• **CONSIGNES DE L'EXERCICE**
A – D'après l'extrait sur les relations économiques entre l'Europe et l'Afrique, quelle part des exportations africaines l'Asie a-t-elle absorbée en 2023 ?
B – Écrivez la suite de l'extrait sur les relations économiques entre l'Europe et l'Afrique en partant de sa dernière phrase.

• **TEXTE SOURCE**

....................

Un mutualisme fondé sur des données solides
Le commerce raconte toujours l’histoire. En 2023, l’Europe a absorbé trente-six pour cent des exportations africaines, un niveau quasiment inchangé depuis 2010 et supérieur aux trente-deux pour cent de l’Asie (Afreximbank, juin 2025). À l’inverse, les prêts souverains chinois à l’Afrique sont passés de 28,5 milliards USD en 2016 à un peu moins de 1 milliard en 2022, la prise de risque s’étant réduite (World Economic Forum, 25 juin 2024). L’Europe reste donc le marché le plus rémunérateur pour l’Afrique, précisément au moment où les deux partenaires affrontent un ordre mondial fragmenté.
Chaînes d’approvisionnement, hydrogène et nouvelle géo-économie de la décarbonation
La loi européenne sur les matières premières critiques, entrée en vigueur en 2024, a labellisé treize projets stratégiques d’extraction ou de transformation en juin—nombre d’entre eux se trouvent, ou dépendent, de juridictions africaines (Commission européenne, 3 juin 2025). Le crédit de 500 millions € de la Banque européenne d’investissement, en cours de finalisation avec Windhoek, pour l’épine dorsale de l’hydrogène vert namibien, consacre un basculement : les électrons et molécules d’Afrique alimenteront le plan industriel vert de l’Europe. Parallèlement, la facilité de 320 millions USD de l’Africa Finance Corporation avec l’Italie pour développer le corridor de Lobito soutenu par les États-Unis promet une artère cuivre-cobalt hors de l’orbite chinoise. Sur le front de la sécurité énergétique, l’Agence internationale de l’énergie prévoit que les importations européennes de GNL atteindront un record cette année, les cargaisons africaines du Mozambique et du Sénégal remplaçant le gazoduc russe.

....................

• **EXTRAITS DU CORPUS**

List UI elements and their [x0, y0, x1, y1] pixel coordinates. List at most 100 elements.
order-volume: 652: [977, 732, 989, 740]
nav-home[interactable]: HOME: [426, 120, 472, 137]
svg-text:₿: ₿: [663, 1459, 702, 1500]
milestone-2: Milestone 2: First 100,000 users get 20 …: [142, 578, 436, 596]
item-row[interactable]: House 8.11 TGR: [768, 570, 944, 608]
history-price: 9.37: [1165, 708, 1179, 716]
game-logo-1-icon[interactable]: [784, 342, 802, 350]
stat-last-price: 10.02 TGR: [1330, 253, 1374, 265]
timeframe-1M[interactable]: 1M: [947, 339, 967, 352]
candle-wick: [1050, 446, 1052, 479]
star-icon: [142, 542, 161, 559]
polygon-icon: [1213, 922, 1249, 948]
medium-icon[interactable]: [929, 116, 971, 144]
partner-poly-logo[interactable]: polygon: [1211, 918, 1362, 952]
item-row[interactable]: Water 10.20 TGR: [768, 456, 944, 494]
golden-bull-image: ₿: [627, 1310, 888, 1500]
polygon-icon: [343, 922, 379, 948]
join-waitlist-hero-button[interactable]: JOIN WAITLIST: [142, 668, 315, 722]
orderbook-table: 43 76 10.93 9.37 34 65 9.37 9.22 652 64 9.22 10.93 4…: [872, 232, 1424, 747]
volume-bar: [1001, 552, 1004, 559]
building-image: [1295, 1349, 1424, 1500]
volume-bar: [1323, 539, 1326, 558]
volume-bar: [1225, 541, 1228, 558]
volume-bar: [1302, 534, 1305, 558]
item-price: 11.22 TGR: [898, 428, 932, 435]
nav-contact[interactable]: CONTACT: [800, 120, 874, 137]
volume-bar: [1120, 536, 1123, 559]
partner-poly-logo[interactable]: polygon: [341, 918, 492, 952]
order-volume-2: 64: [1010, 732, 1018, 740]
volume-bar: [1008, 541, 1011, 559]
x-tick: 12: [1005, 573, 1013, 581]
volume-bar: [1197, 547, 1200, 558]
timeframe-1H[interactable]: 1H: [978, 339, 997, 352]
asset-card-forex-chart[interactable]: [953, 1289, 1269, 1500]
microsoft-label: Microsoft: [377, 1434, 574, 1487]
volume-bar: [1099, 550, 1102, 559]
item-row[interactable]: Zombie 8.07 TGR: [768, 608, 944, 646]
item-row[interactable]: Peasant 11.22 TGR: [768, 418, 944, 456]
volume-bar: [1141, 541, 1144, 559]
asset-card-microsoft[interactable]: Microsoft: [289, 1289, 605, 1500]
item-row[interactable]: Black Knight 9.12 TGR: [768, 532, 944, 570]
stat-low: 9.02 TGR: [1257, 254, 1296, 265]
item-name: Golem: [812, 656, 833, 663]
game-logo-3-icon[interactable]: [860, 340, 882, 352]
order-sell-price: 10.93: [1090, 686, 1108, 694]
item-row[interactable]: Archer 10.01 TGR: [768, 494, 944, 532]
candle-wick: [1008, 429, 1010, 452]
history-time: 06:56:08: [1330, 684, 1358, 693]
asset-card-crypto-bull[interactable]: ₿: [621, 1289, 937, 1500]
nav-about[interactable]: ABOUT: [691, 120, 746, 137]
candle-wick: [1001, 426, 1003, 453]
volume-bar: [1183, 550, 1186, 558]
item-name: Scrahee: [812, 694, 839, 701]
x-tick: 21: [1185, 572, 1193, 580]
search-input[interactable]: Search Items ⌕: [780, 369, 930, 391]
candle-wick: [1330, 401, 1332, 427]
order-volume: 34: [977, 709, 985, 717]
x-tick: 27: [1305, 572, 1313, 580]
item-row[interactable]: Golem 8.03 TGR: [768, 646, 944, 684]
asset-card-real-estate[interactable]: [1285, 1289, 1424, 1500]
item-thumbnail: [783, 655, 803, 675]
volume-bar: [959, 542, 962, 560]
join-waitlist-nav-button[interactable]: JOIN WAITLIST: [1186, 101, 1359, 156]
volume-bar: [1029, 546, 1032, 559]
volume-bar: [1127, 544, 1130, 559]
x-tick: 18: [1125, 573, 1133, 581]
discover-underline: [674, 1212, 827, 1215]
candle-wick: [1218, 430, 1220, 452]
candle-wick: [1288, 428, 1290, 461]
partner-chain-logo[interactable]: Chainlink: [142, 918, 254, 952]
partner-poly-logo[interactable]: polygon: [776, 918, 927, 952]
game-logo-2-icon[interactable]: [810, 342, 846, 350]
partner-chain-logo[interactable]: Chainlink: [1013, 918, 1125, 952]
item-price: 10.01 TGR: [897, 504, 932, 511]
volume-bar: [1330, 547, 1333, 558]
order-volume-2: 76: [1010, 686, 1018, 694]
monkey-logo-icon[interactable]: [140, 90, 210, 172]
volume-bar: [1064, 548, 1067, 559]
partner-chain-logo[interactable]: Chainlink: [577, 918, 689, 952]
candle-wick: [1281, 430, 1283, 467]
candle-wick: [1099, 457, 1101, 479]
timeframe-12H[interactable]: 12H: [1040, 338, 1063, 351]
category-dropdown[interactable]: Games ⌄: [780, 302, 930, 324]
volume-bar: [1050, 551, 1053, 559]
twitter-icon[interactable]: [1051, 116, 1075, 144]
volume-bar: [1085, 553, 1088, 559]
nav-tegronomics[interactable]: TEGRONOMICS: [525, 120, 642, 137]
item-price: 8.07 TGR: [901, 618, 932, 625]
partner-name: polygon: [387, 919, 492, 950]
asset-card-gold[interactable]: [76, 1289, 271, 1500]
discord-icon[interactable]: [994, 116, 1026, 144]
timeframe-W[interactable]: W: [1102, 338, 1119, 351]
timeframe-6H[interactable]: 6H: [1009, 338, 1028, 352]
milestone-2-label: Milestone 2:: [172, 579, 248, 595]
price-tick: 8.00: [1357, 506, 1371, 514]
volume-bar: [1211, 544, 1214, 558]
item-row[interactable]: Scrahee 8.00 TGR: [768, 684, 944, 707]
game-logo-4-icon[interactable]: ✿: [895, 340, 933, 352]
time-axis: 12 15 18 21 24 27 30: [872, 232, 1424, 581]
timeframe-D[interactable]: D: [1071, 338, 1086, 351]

....................

• **RÉPONSES CI-DESSOUS**
A – Trente-deux pour cent.

B –
Sécurité, migrations et limites de la sous-traitance
Le flanc le plus fragile du partenariat se situe au sud de la Méditerranée. Ce mois-ci, le Conseil a prolongé jusqu’en 2026 sa Cellule régionale de conseil et de coordination au sein d’EUCAP Sahel Mali, reconnaissant que les déploiements de sécurité privés russes n’ont pas stabilisé les juntes post-putsch. Le sommet Russie-Afrique de 2023 avait multiplié les effets d’annonce mais, après le retrait du Kremlin de l’accord céréalier de la mer Noire, livré peu de blé. Le mémorandum migratoire controversé conclu en 2023 entre l’Europe et la Tunisie est renégocié afin de privilégier des dispositifs de mobilité régulière plutôt qu’un financement contre-contenu, tenant compte de la population africaine projetée à 2,2 milliards d’habitants d’ici 2054et de l’avertissement d’Eurostat sur le déclin de la main-d’œuvre européenne.
De la démographie à la diplomatie : un avenir convergent
Global Gateway, le plan européen de connectivité à 300 milliards €, recense 138 projets phares en Afrique entre 2023 et 2025, des câbles sous-marins aux pôles vaccinaux. Le sommet Prosper Africa de Washington, en juin, a généré pour 2,5 milliards USD d’accords commerciaux, mais les diplomates américains reconnaissent que le « sécurité d’abord » reste la priorité des gouvernements d’Afrique de l’Ouest (Département d’État américain, 25 juin 2025 ; Atlantic Council, 21 juillet 2025). Dans cet environnement de realpolitik, le lien Afrique-Europe est plus qu’un héritage de géographie et d’histoire ; il constitue une assurance face à un système international de plus en plus transactionnel.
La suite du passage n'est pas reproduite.